# Exercise data start

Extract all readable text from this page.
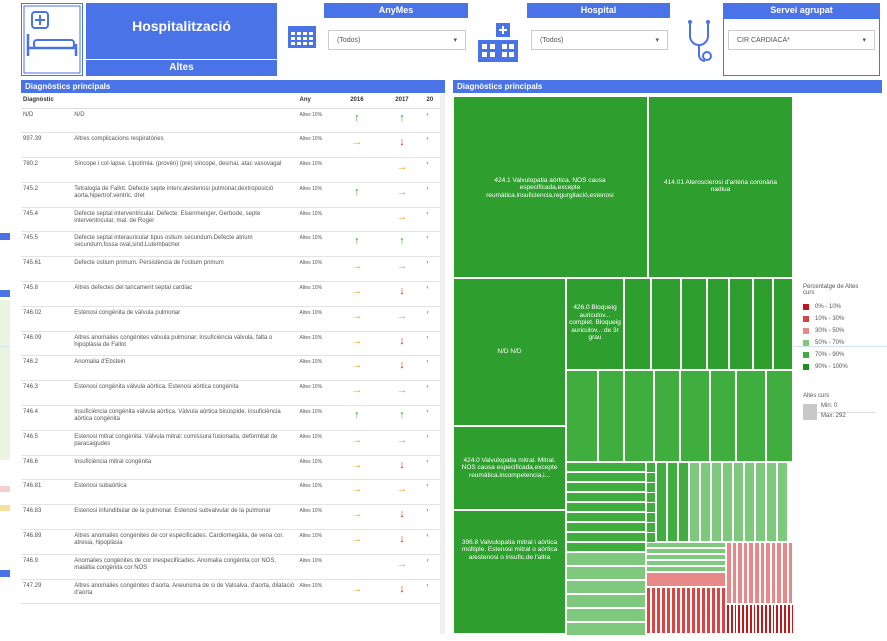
Hospitalització
Altes
AnyMes
(Todos)	▾
Hospital
(Todos)	▾
Servei agrupat
CIR CARDIACA*	▾
Diagnòstics principals
Diagnòstic		Any	2016	2017	20
N/D	N/D	Altes 10%	↑	↑	‹
997.39	Altres complicacions respiratòries	Altes 10%	→	↓	‹
780.2	Síncope i col·lapse. Lipotímia. (provén) (pre) síncope, desmai, atac vasovagal	Altes 10%		→	‹
745.2	Tetralogia de Fallot. Defecte septe interv.alestenosi pulmonar,dextroposició aorta,hipertrof.ventric. dret	Altes 10%	↑	→	‹
745.4	Defecte septal interventricular. Defecte: Eisenmenger, Gerbode, septe interventricular, mal. de Roger	Altes 10%		→	‹
745.5	Defecte septal interauricular tipus ostium secundum.Defecte atrium secundum,fossa oval,sind.Lutembacher	Altes 10%	↑	↑	‹
745.61	Defecte ostium primum. Persistència de l'ostium primum	Altes 10%	→	→	‹
745.8	Altres defectes del tancament septal cardíac	Altes 10%	→	↓	‹
746.02	Estenosi congènita de vàlvula pulmonar	Altes 10%	→	→	‹
746.09	Altres anomalies congènites vàlvula pulmonar. Insuficiència vàlvula, falta o hipoplàsia de Fallot	Altes 10%	→	↓	‹
746.2	Anomalia d'Ebstein	Altes 10%	→	↓	‹
746.3	Estenosi congènita vàlvula aòrtica. Estenosi aòrtica congènita	Altes 10%	→	→	‹
746.4	Insuficiència congènita vàlvula aòrtica. Vàlvula aòrtica bicúspide, insuficiència aòrtica congènita	Altes 10%	↑	↑	‹
746.5	Estenosi mitral congènita. Vàlvula mitral: comissura fusionada, deformitat de paracaigudes	Altes 10%	→	→	‹
746.6	Insuficiència mitral congènita	Altes 10%	→	↓	‹
746.81	Estenosi subaòrtica	Altes 10%	→	→	‹
746.83	Estenosi infundibular de la pulmonar. Estenosi subvalvular de la pulmonar	Altes 10%	→	↓	‹
746.89	Altres anomalies congènites de cor especificades. Cardiomegàlia, de vena cor. atresia, hipoplàsia	Altes 10%	→	↓	‹
746.9	Anomalies congènites de cor inespecificades. Anomalia congènita cor NOS, malaltia congènita cor NOS	Altes 10%		→	‹
747.29	Altres anomalies congènites d'aorta. Aneurisma de si de Valsalva, d'aorta, dilatació d'aorta	Altes 10%	→	↓	‹
Diagnòstics principals
424.1 Valvulopatia aòrtica. NOS causa especificada,excepte reumàtica.insuficiencia,regurgitació,estenosi
414.01 Aterosclerosi d'artèria coronària nadiua
N/D N/D
426.0 Bloqueig auriculov... complet. Bloqueig auriculov... de 3r grau
424.0 Valvulopatia mitral. Mitral. NOS causa especificada,excepte reumàtica.incompetencia,i...
396.8 Valvulopatia mitral i aòrtica múltiple. Estenosi mitral o aòrtica a/estenosi o insufic.de l'altra
Percentatge de Altes
curs
0% - 10%
10% - 30%
30% - 50%
50% - 70%
70% - 90%
90% - 100%
Altes curs
Min: 0
Max: 292
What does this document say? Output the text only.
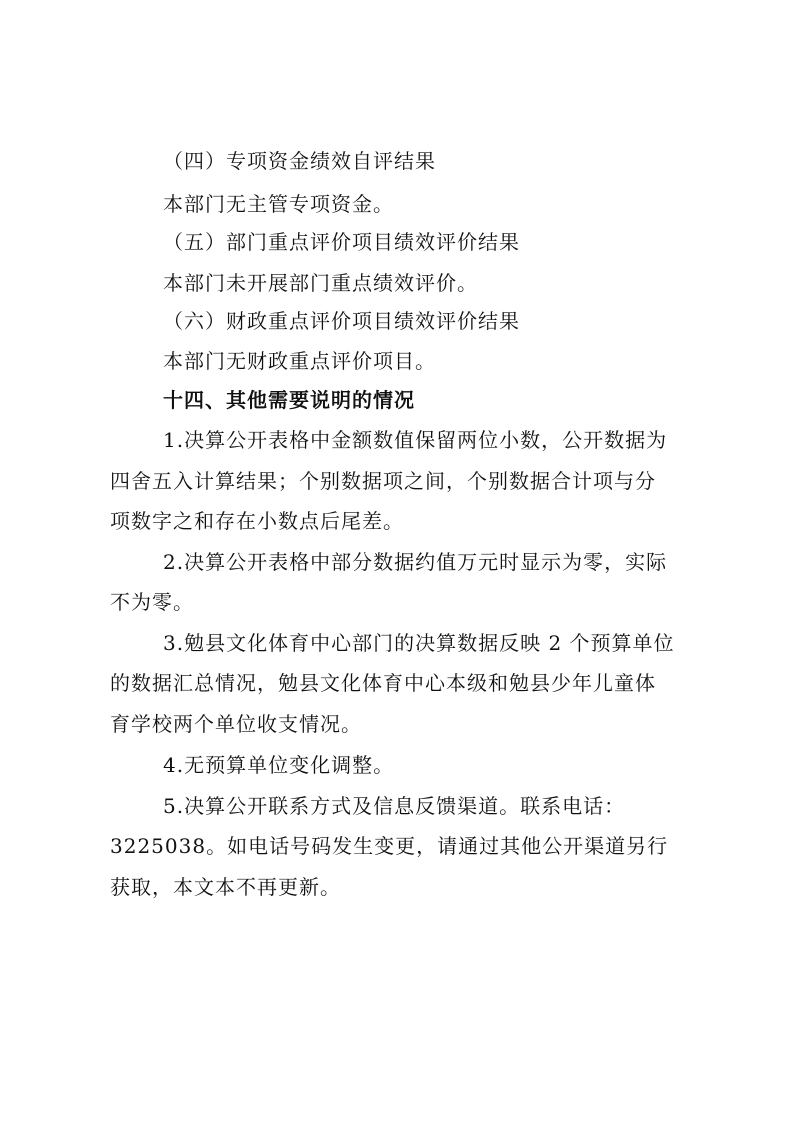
（四）专项资金绩效自评结果
本部门无主管专项资金。
（五）部门重点评价项目绩效评价结果
本部门未开展部门重点绩效评价。
（六）财政重点评价项目绩效评价结果
本部门无财政重点评价项目。
十四、其他需要说明的情况
1.决算公开表格中金额数值保留两位小数，公开数据为
四舍五入计算结果；个别数据项之间，个别数据合计项与分
项数字之和存在小数点后尾差。
2.决算公开表格中部分数据约值万元时显示为零，实际
不为零。
3.勉县文化体育中心部门的决算数据反映 2 个预算单位
的数据汇总情况，勉县文化体育中心本级和勉县少年儿童体
育学校两个单位收支情况。
4.无预算单位变化调整。
5.决算公开联系方式及信息反馈渠道。联系电话：
3225038。如电话号码发生变更，请通过其他公开渠道另行
获取，本文本不再更新。
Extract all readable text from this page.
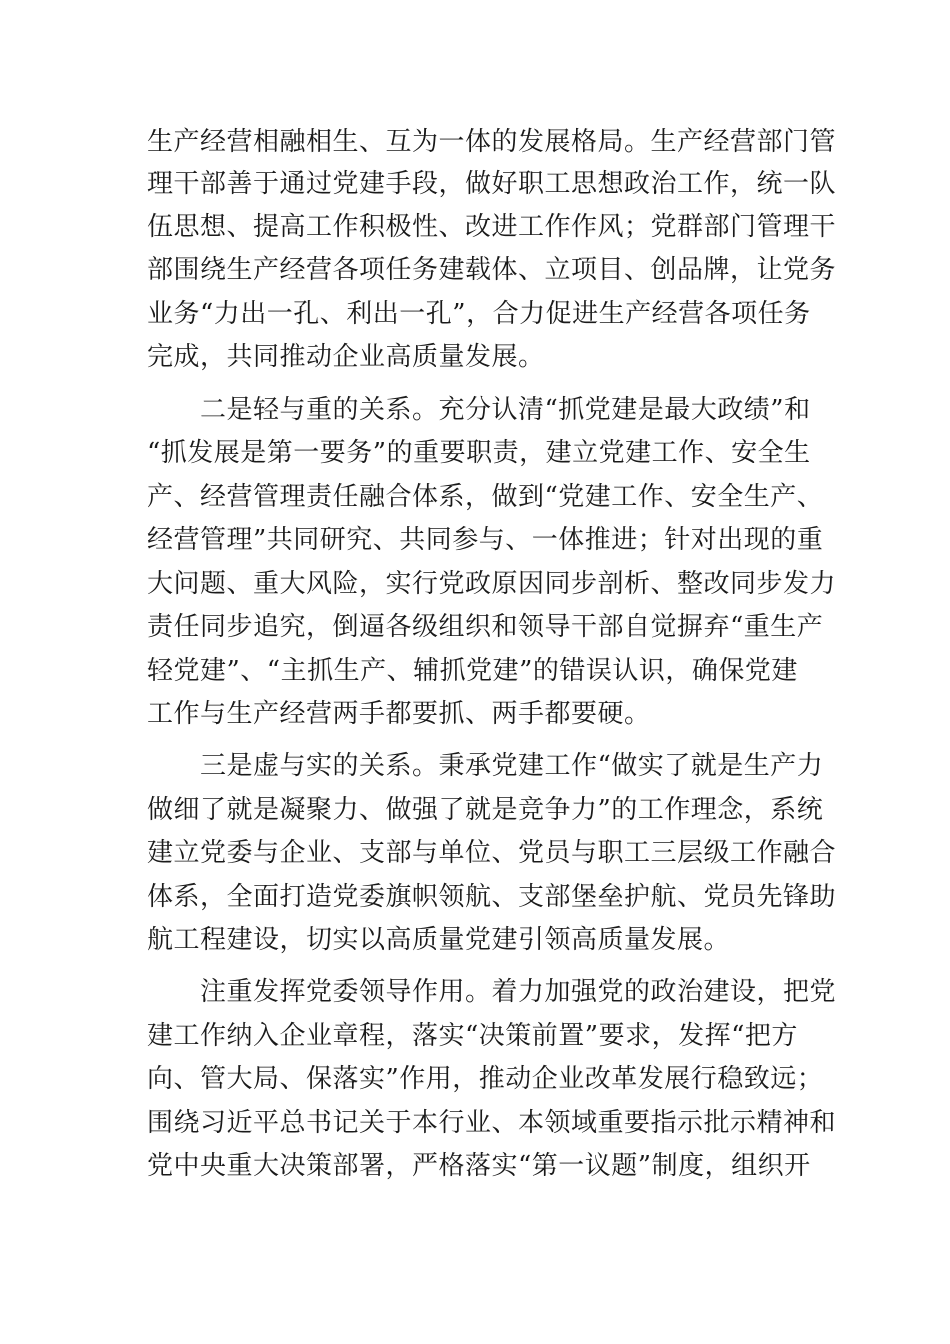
生产经营相融相生、互为一体的发展格局。生产经营部门管
理干部善于通过党建手段，做好职工思想政治工作，统一队
伍思想、提高工作积极性、改进工作作风；党群部门管理干
部围绕生产经营各项任务建载体、立项目、创品牌，让党务
业务“力出一孔、利出一孔”，合力促进生产经营各项任务
完成，共同推动企业高质量发展。
二是轻与重的关系。充分认清“抓党建是最大政绩”和
“抓发展是第一要务”的重要职责，建立党建工作、安全生
产、经营管理责任融合体系，做到“党建工作、安全生产、
经营管理”共同研究、共同参与、一体推进；针对出现的重
大问题、重大风险，实行党政原因同步剖析、整改同步发力
责任同步追究，倒逼各级组织和领导干部自觉摒弃“重生产
轻党建”、“主抓生产、辅抓党建”的错误认识，确保党建
工作与生产经营两手都要抓、两手都要硬。
三是虚与实的关系。秉承党建工作“做实了就是生产力
做细了就是凝聚力、做强了就是竞争力”的工作理念，系统
建立党委与企业、支部与单位、党员与职工三层级工作融合
体系，全面打造党委旗帜领航、支部堡垒护航、党员先锋助
航工程建设，切实以高质量党建引领高质量发展。
注重发挥党委领导作用。着力加强党的政治建设，把党
建工作纳入企业章程，落实“决策前置”要求，发挥“把方
向、管大局、保落实”作用，推动企业改革发展行稳致远；
围绕习近平总书记关于本行业、本领域重要指示批示精神和
党中央重大决策部署，严格落实“第一议题”制度，组织开
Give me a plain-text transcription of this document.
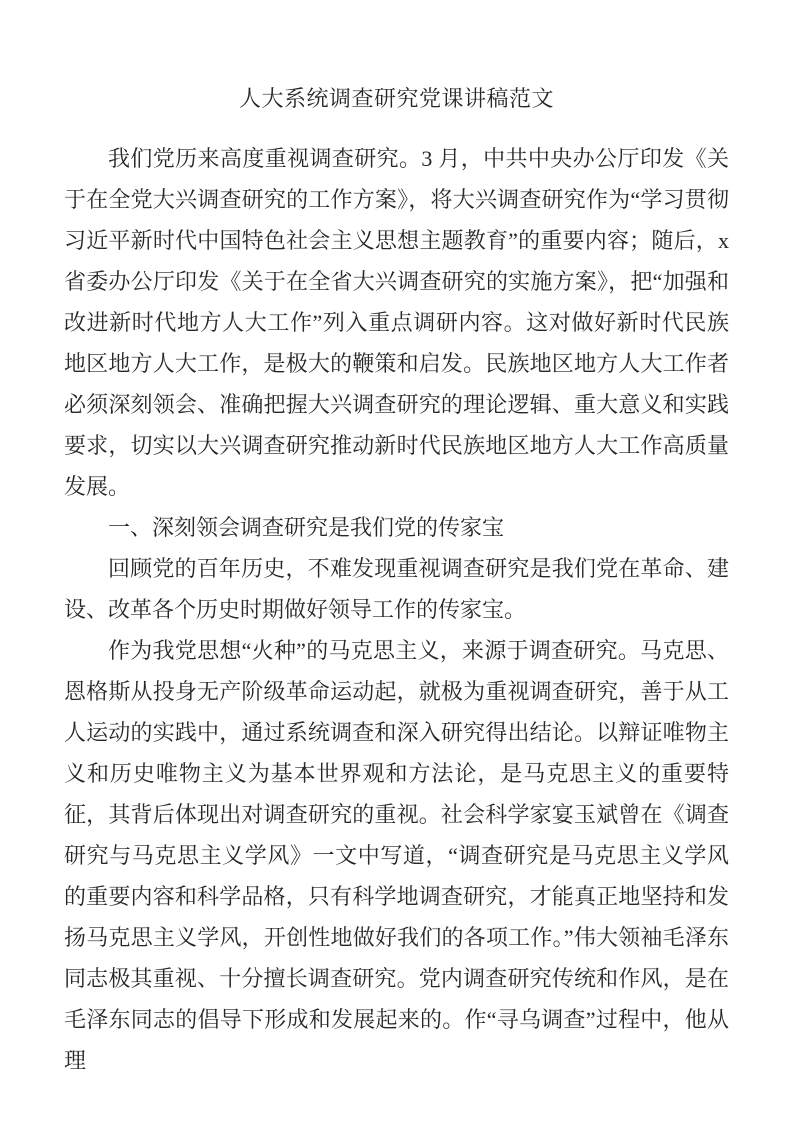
人大系统调查研究党课讲稿范文

我们党历来高度重视调查研究。3 月，中共中央办公厅印发《关于在全党大兴调查研究的工作方案》，将大兴调查研究作为“学习贯彻习近平新时代中国特色社会主义思想主题教育”的重要内容；随后，x 省委办公厅印发《关于在全省大兴调查研究的实施方案》，把“加强和改进新时代地方人大工作”列入重点调研内容。这对做好新时代民族地区地方人大工作，是极大的鞭策和启发。民族地区地方人大工作者必须深刻领会、准确把握大兴调查研究的理论逻辑、重大意义和实践要求，切实以大兴调查研究推动新时代民族地区地方人大工作高质量发展。

一、深刻领会调查研究是我们党的传家宝

回顾党的百年历史，不难发现重视调查研究是我们党在革命、建设、改革各个历史时期做好领导工作的传家宝。

作为我党思想“火种”的马克思主义，来源于调查研究。马克思、恩格斯从投身无产阶级革命运动起，就极为重视调查研究，善于从工人运动的实践中，通过系统调查和深入研究得出结论。以辩证唯物主义和历史唯物主义为基本世界观和方法论，是马克思主义的重要特征，其背后体现出对调查研究的重视。社会科学家宴玉斌曾在《调查研究与马克思主义学风》一文中写道，“调查研究是马克思主义学风的重要内容和科学品格，只有科学地调查研究，才能真正地坚持和发扬马克思主义学风，开创性地做好我们的各项工作。”伟大领袖毛泽东同志极其重视、十分擅长调查研究。党内调查研究传统和作风，是在毛泽东同志的倡导下形成和发展起来的。作“寻乌调查”过程中，他从理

# Exercise data end

Write out the listing word for word, omitting the pictures it holds.

• Reply to the task:
Extract all readable text from this page.
Hospitalització
Altes
AnyMes
(Todos)	▾
Hospital
(Todos)	▾
Servei agrupat
CIR CARDIACA*	▾
Diagnòstics principals
Diagnòstic		Any	2016	2017	20
N/D	N/D	Altes 10%	↑	↑	‹
997.39	Altres complicacions respiratòries	Altes 10%	→	↓	‹
780.2	Síncope i col·lapse. Lipotímia. (provén) (pre) síncope, desmai, atac vasovagal	Altes 10%		→	‹
745.2	Tetralogia de Fallot. Defecte septe interv.alestenosi pulmonar,dextroposició aorta,hipertrof.ventric. dret	Altes 10%	↑	→	‹
745.4	Defecte septal interventricular. Defecte: Eisenmenger, Gerbode, septe interventricular, mal. de Roger	Altes 10%		→	‹
745.5	Defecte septal interauricular tipus ostium secundum.Defecte atrium secundum,fossa oval,sind.Lutembacher	Altes 10%	↑	↑	‹
745.61	Defecte ostium primum. Persistència de l'ostium primum	Altes 10%	→	→	‹
745.8	Altres defectes del tancament septal cardíac	Altes 10%	→	↓	‹
746.02	Estenosi congènita de vàlvula pulmonar	Altes 10%	→	→	‹
746.09	Altres anomalies congènites vàlvula pulmonar. Insuficiència vàlvula, falta o hipoplàsia de Fallot	Altes 10%	→	↓	‹
746.2	Anomalia d'Ebstein	Altes 10%	→	↓	‹
746.3	Estenosi congènita vàlvula aòrtica. Estenosi aòrtica congènita	Altes 10%	→	→	‹
746.4	Insuficiència congènita vàlvula aòrtica. Vàlvula aòrtica bicúspide, insuficiència aòrtica congènita	Altes 10%	↑	↑	‹
746.5	Estenosi mitral congènita. Vàlvula mitral: comissura fusionada, deformitat de paracaigudes	Altes 10%	→	→	‹
746.6	Insuficiència mitral congènita	Altes 10%	→	↓	‹
746.81	Estenosi subaòrtica	Altes 10%	→	→	‹
746.83	Estenosi infundibular de la pulmonar. Estenosi subvalvular de la pulmonar	Altes 10%	→	↓	‹
746.89	Altres anomalies congènites de cor especificades. Cardiomegàlia, de vena cor. atresia, hipoplàsia	Altes 10%	→	↓	‹
746.9	Anomalies congènites de cor inespecificades. Anomalia congènita cor NOS, malaltia congènita cor NOS	Altes 10%		→	‹
747.29	Altres anomalies congènites d'aorta. Aneurisma de si de Valsalva, d'aorta, dilatació d'aorta	Altes 10%	→	↓	‹
Diagnòstics principals
424.1 Valvulopatia aòrtica. NOS causa especificada,excepte reumàtica.insuficiencia,regurgitació,estenosi
414.01 Aterosclerosi d'artèria coronària nadiua
N/D N/D
426.0 Bloqueig auriculov... complet. Bloqueig auriculov... de 3r grau
424.0 Valvulopatia mitral. Mitral. NOS causa especificada,excepte reumàtica.incompetencia,i...
396.8 Valvulopatia mitral i aòrtica múltiple. Estenosi mitral o aòrtica a/estenosi o insufic.de l'altra
Percentatge de Altes
curs
0% - 10%
10% - 30%
30% - 50%
50% - 70%
70% - 90%
90% - 100%
Altes curs
Min: 0
Max: 292
What does this document say? Output the text only.
（四）专项资金绩效自评结果
本部门无主管专项资金。
（五）部门重点评价项目绩效评价结果
本部门未开展部门重点绩效评价。
（六）财政重点评价项目绩效评价结果
本部门无财政重点评价项目。
十四、其他需要说明的情况
1.决算公开表格中金额数值保留两位小数，公开数据为
四舍五入计算结果；个别数据项之间，个别数据合计项与分
项数字之和存在小数点后尾差。
2.决算公开表格中部分数据约值万元时显示为零，实际
不为零。
3.勉县文化体育中心部门的决算数据反映 2 个预算单位
的数据汇总情况，勉县文化体育中心本级和勉县少年儿童体
育学校两个单位收支情况。
4.无预算单位变化调整。
5.决算公开联系方式及信息反馈渠道。联系电话：
3225038。如电话号码发生变更，请通过其他公开渠道另行
获取，本文本不再更新。
Extract all readable text from this page.
生产经营相融相生、互为一体的发展格局。生产经营部门管
理干部善于通过党建手段，做好职工思想政治工作，统一队
伍思想、提高工作积极性、改进工作作风；党群部门管理干
部围绕生产经营各项任务建载体、立项目、创品牌，让党务
业务“力出一孔、利出一孔”，合力促进生产经营各项任务
完成，共同推动企业高质量发展。
二是轻与重的关系。充分认清“抓党建是最大政绩”和
“抓发展是第一要务”的重要职责，建立党建工作、安全生
产、经营管理责任融合体系，做到“党建工作、安全生产、
经营管理”共同研究、共同参与、一体推进；针对出现的重
大问题、重大风险，实行党政原因同步剖析、整改同步发力
责任同步追究，倒逼各级组织和领导干部自觉摒弃“重生产
轻党建”、“主抓生产、辅抓党建”的错误认识，确保党建
工作与生产经营两手都要抓、两手都要硬。
三是虚与实的关系。秉承党建工作“做实了就是生产力
做细了就是凝聚力、做强了就是竞争力”的工作理念，系统
建立党委与企业、支部与单位、党员与职工三层级工作融合
体系，全面打造党委旗帜领航、支部堡垒护航、党员先锋助
航工程建设，切实以高质量党建引领高质量发展。
注重发挥党委领导作用。着力加强党的政治建设，把党
建工作纳入企业章程，落实“决策前置”要求，发挥“把方
向、管大局、保落实”作用，推动企业改革发展行稳致远；
围绕习近平总书记关于本行业、本领域重要指示批示精神和
党中央重大决策部署，严格落实“第一议题”制度，组织开
Give me a plain-text transcription of this document.
人大系统调查研究党课讲稿范文

我们党历来高度重视调查研究。3 月，中共中央办公厅印发《关于在全党大兴调查研究的工作方案》，将大兴调查研究作为“学习贯彻习近平新时代中国特色社会主义思想主题教育”的重要内容；随后，x 省委办公厅印发《关于在全省大兴调查研究的实施方案》，把“加强和改进新时代地方人大工作”列入重点调研内容。这对做好新时代民族地区地方人大工作，是极大的鞭策和启发。民族地区地方人大工作者必须深刻领会、准确把握大兴调查研究的理论逻辑、重大意义和实践要求，切实以大兴调查研究推动新时代民族地区地方人大工作高质量发展。

一、深刻领会调查研究是我们党的传家宝

回顾党的百年历史，不难发现重视调查研究是我们党在革命、建设、改革各个历史时期做好领导工作的传家宝。

作为我党思想“火种”的马克思主义，来源于调查研究。马克思、恩格斯从投身无产阶级革命运动起，就极为重视调查研究，善于从工人运动的实践中，通过系统调查和深入研究得出结论。以辩证唯物主义和历史唯物主义为基本世界观和方法论，是马克思主义的重要特征，其背后体现出对调查研究的重视。社会科学家宴玉斌曾在《调查研究与马克思主义学风》一文中写道，“调查研究是马克思主义学风的重要内容和科学品格，只有科学地调查研究，才能真正地坚持和发扬马克思主义学风，开创性地做好我们的各项工作。”伟大领袖毛泽东同志极其重视、十分擅长调查研究。党内调查研究传统和作风，是在毛泽东同志的倡导下形成和发展起来的。作“寻乌调查”过程中，他从理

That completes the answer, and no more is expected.